Data records
───
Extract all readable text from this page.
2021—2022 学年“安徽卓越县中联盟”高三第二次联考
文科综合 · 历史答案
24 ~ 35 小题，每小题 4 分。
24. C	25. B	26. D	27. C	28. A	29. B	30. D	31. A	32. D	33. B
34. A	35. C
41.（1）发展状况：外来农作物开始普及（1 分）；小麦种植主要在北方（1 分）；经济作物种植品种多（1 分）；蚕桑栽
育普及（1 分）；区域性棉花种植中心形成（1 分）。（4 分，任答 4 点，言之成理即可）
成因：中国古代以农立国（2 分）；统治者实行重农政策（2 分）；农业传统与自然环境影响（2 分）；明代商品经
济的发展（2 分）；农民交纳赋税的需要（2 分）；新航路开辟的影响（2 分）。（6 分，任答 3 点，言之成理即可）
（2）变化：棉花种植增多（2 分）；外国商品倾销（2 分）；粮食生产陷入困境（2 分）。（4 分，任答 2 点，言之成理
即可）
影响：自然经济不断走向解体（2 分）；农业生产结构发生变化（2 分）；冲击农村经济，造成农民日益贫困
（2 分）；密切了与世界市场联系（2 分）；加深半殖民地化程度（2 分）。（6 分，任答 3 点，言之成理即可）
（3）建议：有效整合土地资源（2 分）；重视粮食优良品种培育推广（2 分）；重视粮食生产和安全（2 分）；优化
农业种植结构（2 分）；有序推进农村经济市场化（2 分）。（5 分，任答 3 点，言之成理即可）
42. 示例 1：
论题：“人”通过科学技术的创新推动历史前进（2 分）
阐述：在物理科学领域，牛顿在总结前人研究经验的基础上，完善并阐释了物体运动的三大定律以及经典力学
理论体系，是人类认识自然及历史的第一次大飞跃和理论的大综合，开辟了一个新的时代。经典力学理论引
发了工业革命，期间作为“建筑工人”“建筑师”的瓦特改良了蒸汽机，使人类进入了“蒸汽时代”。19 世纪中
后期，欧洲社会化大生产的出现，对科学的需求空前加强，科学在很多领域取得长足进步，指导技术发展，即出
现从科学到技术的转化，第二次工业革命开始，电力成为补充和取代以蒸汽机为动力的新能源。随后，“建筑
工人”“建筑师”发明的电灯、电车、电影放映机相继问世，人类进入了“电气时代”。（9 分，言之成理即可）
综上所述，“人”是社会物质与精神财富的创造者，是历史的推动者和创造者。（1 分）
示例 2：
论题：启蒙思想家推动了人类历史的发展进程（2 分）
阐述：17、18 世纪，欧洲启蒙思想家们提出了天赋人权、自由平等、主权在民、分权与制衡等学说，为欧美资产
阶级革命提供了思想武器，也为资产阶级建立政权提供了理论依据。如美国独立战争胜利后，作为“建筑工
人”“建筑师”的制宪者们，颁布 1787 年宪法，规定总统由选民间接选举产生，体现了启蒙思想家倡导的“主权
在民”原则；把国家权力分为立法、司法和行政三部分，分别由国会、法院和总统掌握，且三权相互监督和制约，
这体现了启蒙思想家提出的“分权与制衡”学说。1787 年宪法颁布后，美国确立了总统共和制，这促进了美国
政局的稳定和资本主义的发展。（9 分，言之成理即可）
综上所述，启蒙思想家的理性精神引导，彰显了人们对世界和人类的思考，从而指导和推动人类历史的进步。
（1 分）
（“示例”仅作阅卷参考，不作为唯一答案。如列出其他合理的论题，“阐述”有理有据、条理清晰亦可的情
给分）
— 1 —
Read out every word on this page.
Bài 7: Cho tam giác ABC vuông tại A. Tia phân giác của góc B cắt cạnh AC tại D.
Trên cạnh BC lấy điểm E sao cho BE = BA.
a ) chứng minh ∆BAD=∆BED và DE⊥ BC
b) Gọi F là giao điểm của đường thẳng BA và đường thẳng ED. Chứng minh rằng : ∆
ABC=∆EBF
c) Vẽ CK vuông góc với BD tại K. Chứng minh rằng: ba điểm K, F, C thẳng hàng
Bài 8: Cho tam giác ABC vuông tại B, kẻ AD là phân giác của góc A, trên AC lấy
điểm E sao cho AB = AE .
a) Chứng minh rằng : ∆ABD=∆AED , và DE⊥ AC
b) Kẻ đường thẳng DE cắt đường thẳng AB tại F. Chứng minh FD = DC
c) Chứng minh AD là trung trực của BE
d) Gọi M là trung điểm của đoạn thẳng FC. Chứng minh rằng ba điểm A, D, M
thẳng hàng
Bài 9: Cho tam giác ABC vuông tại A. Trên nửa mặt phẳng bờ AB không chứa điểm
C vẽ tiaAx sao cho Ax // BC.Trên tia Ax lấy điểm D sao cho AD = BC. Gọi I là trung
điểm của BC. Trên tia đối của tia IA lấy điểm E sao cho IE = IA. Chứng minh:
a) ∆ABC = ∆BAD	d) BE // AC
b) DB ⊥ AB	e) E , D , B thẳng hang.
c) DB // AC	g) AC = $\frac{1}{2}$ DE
───
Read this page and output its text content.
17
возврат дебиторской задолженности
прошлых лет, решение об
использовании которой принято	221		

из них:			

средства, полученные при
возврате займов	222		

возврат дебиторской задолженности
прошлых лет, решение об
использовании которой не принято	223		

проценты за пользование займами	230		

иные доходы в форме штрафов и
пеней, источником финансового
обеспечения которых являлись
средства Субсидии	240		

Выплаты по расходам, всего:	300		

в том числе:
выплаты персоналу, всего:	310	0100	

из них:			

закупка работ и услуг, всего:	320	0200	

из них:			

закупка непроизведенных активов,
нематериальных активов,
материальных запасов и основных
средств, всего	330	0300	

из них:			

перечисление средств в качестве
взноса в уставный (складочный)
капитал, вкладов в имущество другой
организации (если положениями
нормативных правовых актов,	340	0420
───
### WHAT YOU SHOULD DO:
Which lines in the listing above hold the word "hàng"? Show each of them.

### PROBLEM SOLUTION:
c) Vẽ CK vuông góc với BD tại K. Chứng minh rằng: ba điểm K, F, C thẳng hàng
thẳng hàng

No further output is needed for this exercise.